Give an exact transcription of every line, dropping the images.

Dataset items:
--
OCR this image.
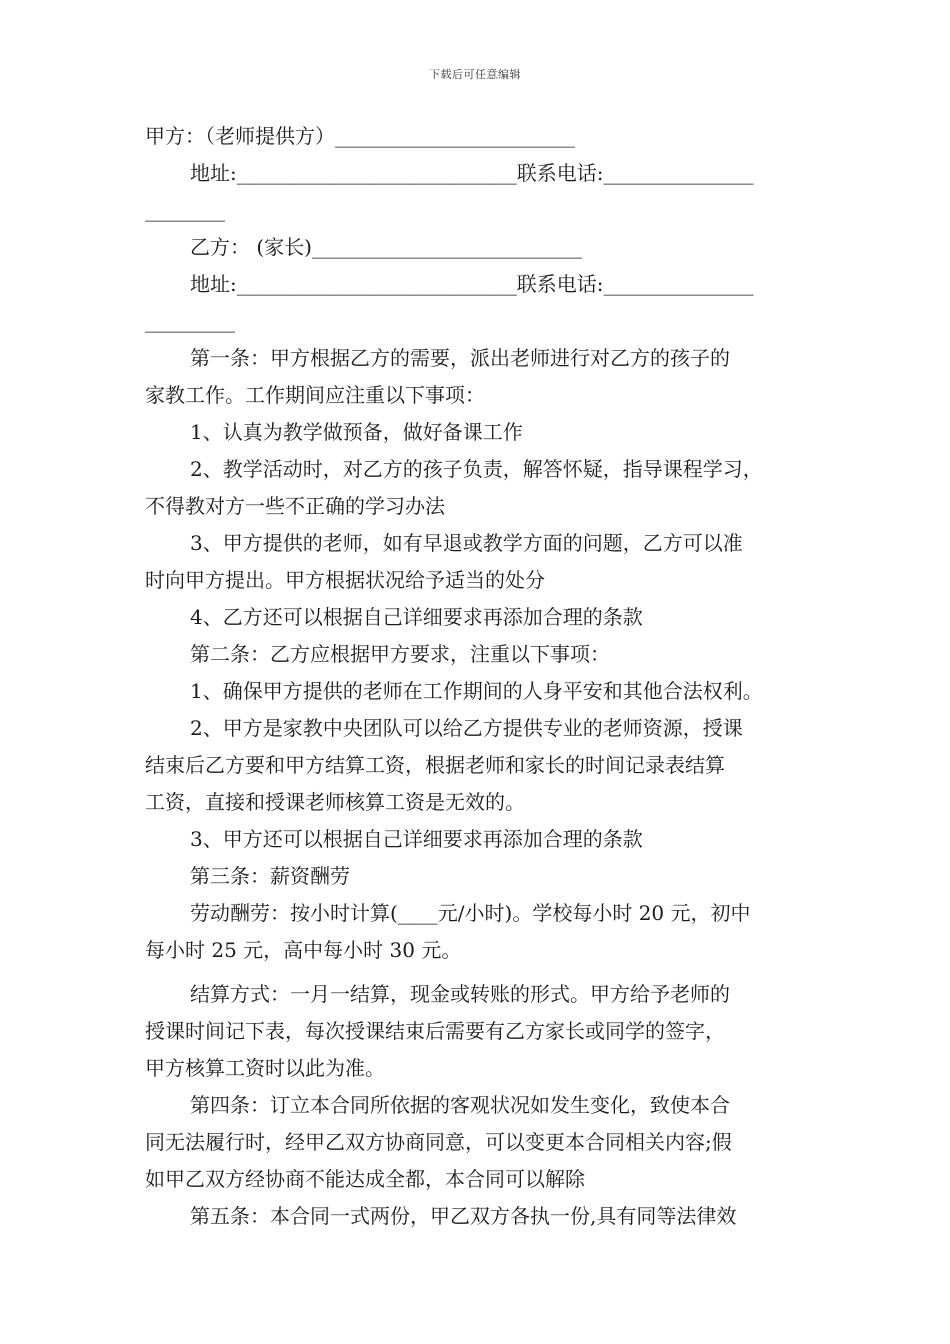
下载后可任意编辑
甲方：（老师提供方）________________________
地址:____________________________联系电话:_______________
________
乙方： (家长)___________________________
地址:____________________________联系电话:_______________
_________
第一条：甲方根据乙方的需要，派出老师进行对乙方的孩子的
家教工作。工作期间应注重以下事项：
1、认真为教学做预备，做好备课工作
2、教学活动时，对乙方的孩子负责，解答怀疑，指导课程学习，
不得教对方一些不正确的学习办法
3、甲方提供的老师，如有早退或教学方面的问题，乙方可以准
时向甲方提出。甲方根据状况给予适当的处分
4、乙方还可以根据自己详细要求再添加合理的条款
第二条：乙方应根据甲方要求，注重以下事项：
1、确保甲方提供的老师在工作期间的人身平安和其他合法权利。
2、甲方是家教中央团队可以给乙方提供专业的老师资源，授课
结束后乙方要和甲方结算工资，根据老师和家长的时间记录表结算
工资，直接和授课老师核算工资是无效的。
3、甲方还可以根据自己详细要求再添加合理的条款
第三条：薪资酬劳
劳动酬劳：按小时计算(____元/小时)。学校每小时 20 元，初中
每小时 25 元，高中每小时 30 元。
结算方式：一月一结算，现金或转账的形式。甲方给予老师的
授课时间记下表，每次授课结束后需要有乙方家长或同学的签字，
甲方核算工资时以此为准。
第四条：订立本合同所依据的客观状况如发生变化，致使本合
同无法履行时，经甲乙双方协商同意，可以变更本合同相关内容;假
如甲乙双方经协商不能达成全都，本合同可以解除
第五条：本合同一式两份，甲乙双方各执一份,具有同等法律效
--
FINAL RESULT
OCR this image.
下载后可任意编辑
甲方：（老师提供方）________________________
地址:____________________________联系电话:_______________
________
乙方： (家长)___________________________
地址:____________________________联系电话:_______________
_________
第一条：甲方根据乙方的需要，派出老师进行对乙方的孩子的
家教工作。工作期间应注重以下事项：
1、认真为教学做预备，做好备课工作
2、教学活动时，对乙方的孩子负责，解答怀疑，指导课程学习，
不得教对方一些不正确的学习办法
3、甲方提供的老师，如有早退或教学方面的问题，乙方可以准
时向甲方提出。甲方根据状况给予适当的处分
4、乙方还可以根据自己详细要求再添加合理的条款
第二条：乙方应根据甲方要求，注重以下事项：
1、确保甲方提供的老师在工作期间的人身平安和其他合法权利。
2、甲方是家教中央团队可以给乙方提供专业的老师资源，授课
结束后乙方要和甲方结算工资，根据老师和家长的时间记录表结算
工资，直接和授课老师核算工资是无效的。
3、甲方还可以根据自己详细要求再添加合理的条款
第三条：薪资酬劳
劳动酬劳：按小时计算(____元/小时)。学校每小时 20 元，初中
每小时 25 元，高中每小时 30 元。
结算方式：一月一结算，现金或转账的形式。甲方给予老师的
授课时间记下表，每次授课结束后需要有乙方家长或同学的签字，
甲方核算工资时以此为准。
第四条：订立本合同所依据的客观状况如发生变化，致使本合
同无法履行时，经甲乙双方协商同意，可以变更本合同相关内容;假
如甲乙双方经协商不能达成全都，本合同可以解除
第五条：本合同一式两份，甲乙双方各执一份,具有同等法律效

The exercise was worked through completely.